> **Directive**: Give back the full material, exactly as it reads.

> **Excerpted records**:
▼

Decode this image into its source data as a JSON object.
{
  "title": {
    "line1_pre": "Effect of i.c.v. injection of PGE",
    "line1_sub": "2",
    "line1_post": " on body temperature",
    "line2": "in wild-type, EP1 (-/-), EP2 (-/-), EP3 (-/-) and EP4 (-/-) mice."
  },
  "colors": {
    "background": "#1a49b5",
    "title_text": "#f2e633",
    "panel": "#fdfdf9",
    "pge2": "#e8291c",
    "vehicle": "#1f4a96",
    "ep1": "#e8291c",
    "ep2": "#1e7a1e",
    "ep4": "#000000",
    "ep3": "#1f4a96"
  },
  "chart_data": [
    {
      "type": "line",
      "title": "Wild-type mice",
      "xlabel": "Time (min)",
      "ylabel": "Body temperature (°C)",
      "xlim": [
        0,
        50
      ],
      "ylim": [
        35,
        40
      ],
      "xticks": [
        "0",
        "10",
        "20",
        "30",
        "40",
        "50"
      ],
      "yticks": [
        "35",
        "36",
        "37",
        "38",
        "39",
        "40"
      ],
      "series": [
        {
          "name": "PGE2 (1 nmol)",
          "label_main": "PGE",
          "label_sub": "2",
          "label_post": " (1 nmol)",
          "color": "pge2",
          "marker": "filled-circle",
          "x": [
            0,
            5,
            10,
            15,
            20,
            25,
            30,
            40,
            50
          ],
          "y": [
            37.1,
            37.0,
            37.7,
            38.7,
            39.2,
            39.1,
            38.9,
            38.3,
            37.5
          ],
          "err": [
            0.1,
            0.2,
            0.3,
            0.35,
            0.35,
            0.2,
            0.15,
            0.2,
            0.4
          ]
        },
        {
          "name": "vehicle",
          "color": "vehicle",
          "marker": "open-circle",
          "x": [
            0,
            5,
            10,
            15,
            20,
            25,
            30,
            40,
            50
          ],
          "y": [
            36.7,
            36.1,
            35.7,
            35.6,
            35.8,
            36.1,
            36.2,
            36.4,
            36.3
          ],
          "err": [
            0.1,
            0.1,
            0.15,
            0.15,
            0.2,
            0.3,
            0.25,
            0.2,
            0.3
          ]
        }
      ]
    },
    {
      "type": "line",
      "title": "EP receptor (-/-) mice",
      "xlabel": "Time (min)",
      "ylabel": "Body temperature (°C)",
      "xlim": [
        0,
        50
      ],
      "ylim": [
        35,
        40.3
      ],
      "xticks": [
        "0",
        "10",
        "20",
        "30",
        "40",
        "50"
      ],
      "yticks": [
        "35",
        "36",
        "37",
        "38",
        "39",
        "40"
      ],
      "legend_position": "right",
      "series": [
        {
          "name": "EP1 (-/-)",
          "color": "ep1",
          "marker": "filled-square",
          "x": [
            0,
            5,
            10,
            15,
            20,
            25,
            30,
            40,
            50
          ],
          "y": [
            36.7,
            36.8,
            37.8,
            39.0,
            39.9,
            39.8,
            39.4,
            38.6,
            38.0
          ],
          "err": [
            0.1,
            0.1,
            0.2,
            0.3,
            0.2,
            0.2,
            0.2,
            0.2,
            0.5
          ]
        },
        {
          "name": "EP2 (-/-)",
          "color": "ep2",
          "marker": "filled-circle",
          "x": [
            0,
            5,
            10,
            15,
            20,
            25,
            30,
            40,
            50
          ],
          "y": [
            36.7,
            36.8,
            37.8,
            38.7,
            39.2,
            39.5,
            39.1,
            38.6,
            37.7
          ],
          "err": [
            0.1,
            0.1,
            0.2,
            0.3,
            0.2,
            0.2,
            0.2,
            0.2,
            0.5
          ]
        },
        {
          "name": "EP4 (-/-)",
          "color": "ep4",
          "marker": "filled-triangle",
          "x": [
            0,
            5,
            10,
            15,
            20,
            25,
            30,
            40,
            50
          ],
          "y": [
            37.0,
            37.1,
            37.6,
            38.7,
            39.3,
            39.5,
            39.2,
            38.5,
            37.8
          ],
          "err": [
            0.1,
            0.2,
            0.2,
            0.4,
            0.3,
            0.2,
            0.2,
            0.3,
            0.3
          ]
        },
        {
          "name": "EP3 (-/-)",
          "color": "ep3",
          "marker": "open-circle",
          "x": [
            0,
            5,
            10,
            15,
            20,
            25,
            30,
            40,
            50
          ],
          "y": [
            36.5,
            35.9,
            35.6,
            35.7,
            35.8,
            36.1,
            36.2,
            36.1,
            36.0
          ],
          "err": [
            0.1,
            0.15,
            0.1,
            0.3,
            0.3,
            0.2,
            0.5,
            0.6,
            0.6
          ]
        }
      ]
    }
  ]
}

▲

> **Written reply**:
Decode this image into its source data as a JSON object.
{
  "title": {
    "line1_pre": "Effect of i.c.v. injection of PGE",
    "line1_sub": "2",
    "line1_post": " on body temperature",
    "line2": "in wild-type, EP1 (-/-), EP2 (-/-), EP3 (-/-) and EP4 (-/-) mice."
  },
  "colors": {
    "background": "#1a49b5",
    "title_text": "#f2e633",
    "panel": "#fdfdf9",
    "pge2": "#e8291c",
    "vehicle": "#1f4a96",
    "ep1": "#e8291c",
    "ep2": "#1e7a1e",
    "ep4": "#000000",
    "ep3": "#1f4a96"
  },
  "chart_data": [
    {
      "type": "line",
      "title": "Wild-type mice",
      "xlabel": "Time (min)",
      "ylabel": "Body temperature (°C)",
      "xlim": [
        0,
        50
      ],
      "ylim": [
        35,
        40
      ],
      "xticks": [
        "0",
        "10",
        "20",
        "30",
        "40",
        "50"
      ],
      "yticks": [
        "35",
        "36",
        "37",
        "38",
        "39",
        "40"
      ],
      "series": [
        {
          "name": "PGE2 (1 nmol)",
          "label_main": "PGE",
          "label_sub": "2",
          "label_post": " (1 nmol)",
          "color": "pge2",
          "marker": "filled-circle",
          "x": [
            0,
            5,
            10,
            15,
            20,
            25,
            30,
            40,
            50
          ],
          "y": [
            37.1,
            37.0,
            37.7,
            38.7,
            39.2,
            39.1,
            38.9,
            38.3,
            37.5
          ],
          "err": [
            0.1,
            0.2,
            0.3,
            0.35,
            0.35,
            0.2,
            0.15,
            0.2,
            0.4
          ]
        },
        {
          "name": "vehicle",
          "color": "vehicle",
          "marker": "open-circle",
          "x": [
            0,
            5,
            10,
            15,
            20,
            25,
            30,
            40,
            50
          ],
          "y": [
            36.7,
            36.1,
            35.7,
            35.6,
            35.8,
            36.1,
            36.2,
            36.4,
            36.3
          ],
          "err": [
            0.1,
            0.1,
            0.15,
            0.15,
            0.2,
            0.3,
            0.25,
            0.2,
            0.3
          ]
        }
      ]
    },
    {
      "type": "line",
      "title": "EP receptor (-/-) mice",
      "xlabel": "Time (min)",
      "ylabel": "Body temperature (°C)",
      "xlim": [
        0,
        50
      ],
      "ylim": [
        35,
        40.3
      ],
      "xticks": [
        "0",
        "10",
        "20",
        "30",
        "40",
        "50"
      ],
      "yticks": [
        "35",
        "36",
        "37",
        "38",
        "39",
        "40"
      ],
      "legend_position": "right",
      "series": [
        {
          "name": "EP1 (-/-)",
          "color": "ep1",
          "marker": "filled-square",
          "x": [
            0,
            5,
            10,
            15,
            20,
            25,
            30,
            40,
            50
          ],
          "y": [
            36.7,
            36.8,
            37.8,
            39.0,
            39.9,
            39.8,
            39.4,
            38.6,
            38.0
          ],
          "err": [
            0.1,
            0.1,
            0.2,
            0.3,
            0.2,
            0.2,
            0.2,
            0.2,
            0.5
          ]
        },
        {
          "name": "EP2 (-/-)",
          "color": "ep2",
          "marker": "filled-circle",
          "x": [
            0,
            5,
            10,
            15,
            20,
            25,
            30,
            40,
            50
          ],
          "y": [
            36.7,
            36.8,
            37.8,
            38.7,
            39.2,
            39.5,
            39.1,
            38.6,
            37.7
          ],
          "err": [
            0.1,
            0.1,
            0.2,
            0.3,
            0.2,
            0.2,
            0.2,
            0.2,
            0.5
          ]
        },
        {
          "name": "EP4 (-/-)",
          "color": "ep4",
          "marker": "filled-triangle",
          "x": [
            0,
            5,
            10,
            15,
            20,
            25,
            30,
            40,
            50
          ],
          "y": [
            37.0,
            37.1,
            37.6,
            38.7,
            39.3,
            39.5,
            39.2,
            38.5,
            37.8
          ],
          "err": [
            0.1,
            0.2,
            0.2,
            0.4,
            0.3,
            0.2,
            0.2,
            0.3,
            0.3
          ]
        },
        {
          "name": "EP3 (-/-)",
          "color": "ep3",
          "marker": "open-circle",
          "x": [
            0,
            5,
            10,
            15,
            20,
            25,
            30,
            40,
            50
          ],
          "y": [
            36.5,
            35.9,
            35.6,
            35.7,
            35.8,
            36.1,
            36.2,
            36.1,
            36.0
          ],
          "err": [
            0.1,
            0.15,
            0.1,
            0.3,
            0.3,
            0.2,
            0.5,
            0.6,
            0.6
          ]
        }
      ]
    }
  ]
}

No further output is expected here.